:: Brief ::
Copy every record exactly, and keep the pictures out.

:: Available data ::
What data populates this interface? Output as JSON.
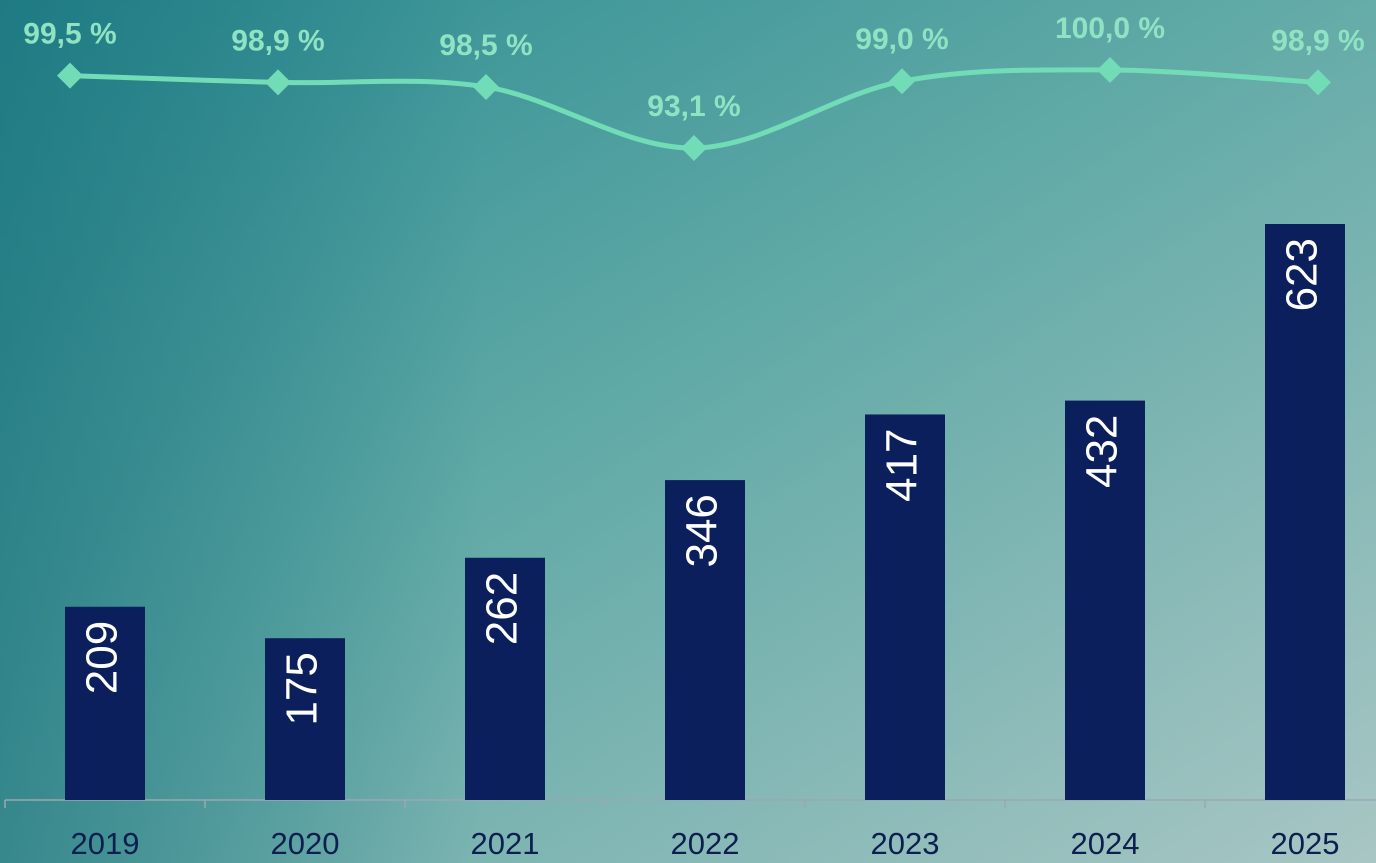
{
  "chart_data": {
    "type": "combo",
    "categories": [
      "2019",
      "2020",
      "2021",
      "2022",
      "2023",
      "2024",
      "2025"
    ],
    "series": [
      {
        "type": "bar",
        "color": "#0b1f5c",
        "values": [
          209,
          175,
          262,
          346,
          417,
          432,
          623
        ]
      },
      {
        "type": "line",
        "axis": "y2",
        "color": "#72dcb6",
        "values": [
          99.5,
          98.9,
          98.5,
          93.1,
          99.0,
          100.0,
          98.9
        ],
        "value_labels": [
          "99,5 %",
          "98,9 %",
          "98,5 %",
          "93,1 %",
          "99,0 %",
          "100,0 %",
          "98,9 %"
        ]
      }
    ]
  }
}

:: Worked solution ::
What data populates this interface? Output as JSON.
{
  "chart_data": {
    "type": "combo",
    "categories": [
      "2019",
      "2020",
      "2021",
      "2022",
      "2023",
      "2024",
      "2025"
    ],
    "series": [
      {
        "type": "bar",
        "color": "#0b1f5c",
        "values": [
          209,
          175,
          262,
          346,
          417,
          432,
          623
        ]
      },
      {
        "type": "line",
        "axis": "y2",
        "color": "#72dcb6",
        "values": [
          99.5,
          98.9,
          98.5,
          93.1,
          99.0,
          100.0,
          98.9
        ],
        "value_labels": [
          "99,5 %",
          "98,9 %",
          "98,5 %",
          "93,1 %",
          "99,0 %",
          "100,0 %",
          "98,9 %"
        ]
      }
    ]
  }
}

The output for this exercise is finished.